The insurer will also want to know details about the property you’re looking to cover, including when it was built, its security features (types of locks etc), whether it has ever been flooded and what the walls and roof are made of.

For contents insurance, you’ll have to give details of the valuables and possessions you want to include on the policy, and the sum you want them to be insured for. 

In some cases an online quote won’t complete because the insurer has further questions, in which case you may need to speak to someone over the telephone.

Part of my roof is flat – why do some insurers not want to quote for my insurance?

It is likely that your roof has been classed as a ‘non-standard’ construction by insurers and, as such, some may choose not to cover this risk.

Generally, if more than 25-30% of your roof is flat (it has a slope of less than 10 degrees) this issue may arise. Flat roofs are considered higher risk for the following reasons:

-    They are more prone to leaks and damage than regular pitched roofs as snow and rain does not run off as easily and can instead pool on the surface. This can cause damp and compromise roof seams.

• [Given data]
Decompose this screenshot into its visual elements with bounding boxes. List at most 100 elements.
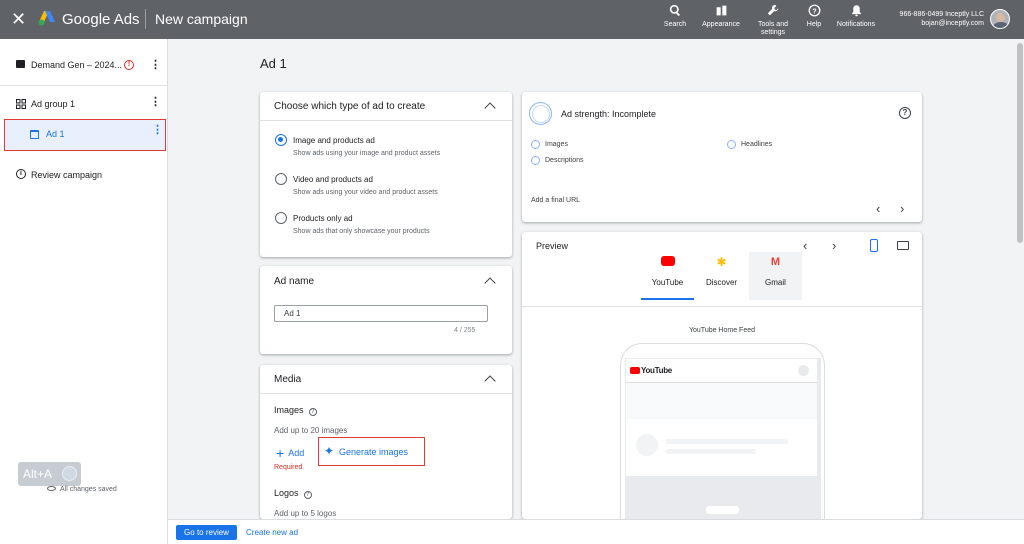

• [Problem description]
Repeat the home insurance passage word for word, beginning at the words "For contents insurance, you’ll" and stopping after "be insured for.".

• [Written answer]
For contents insurance, you’ll have to give details of the valuables and possessions you want to include on the policy, and the sum you want them to be insured for.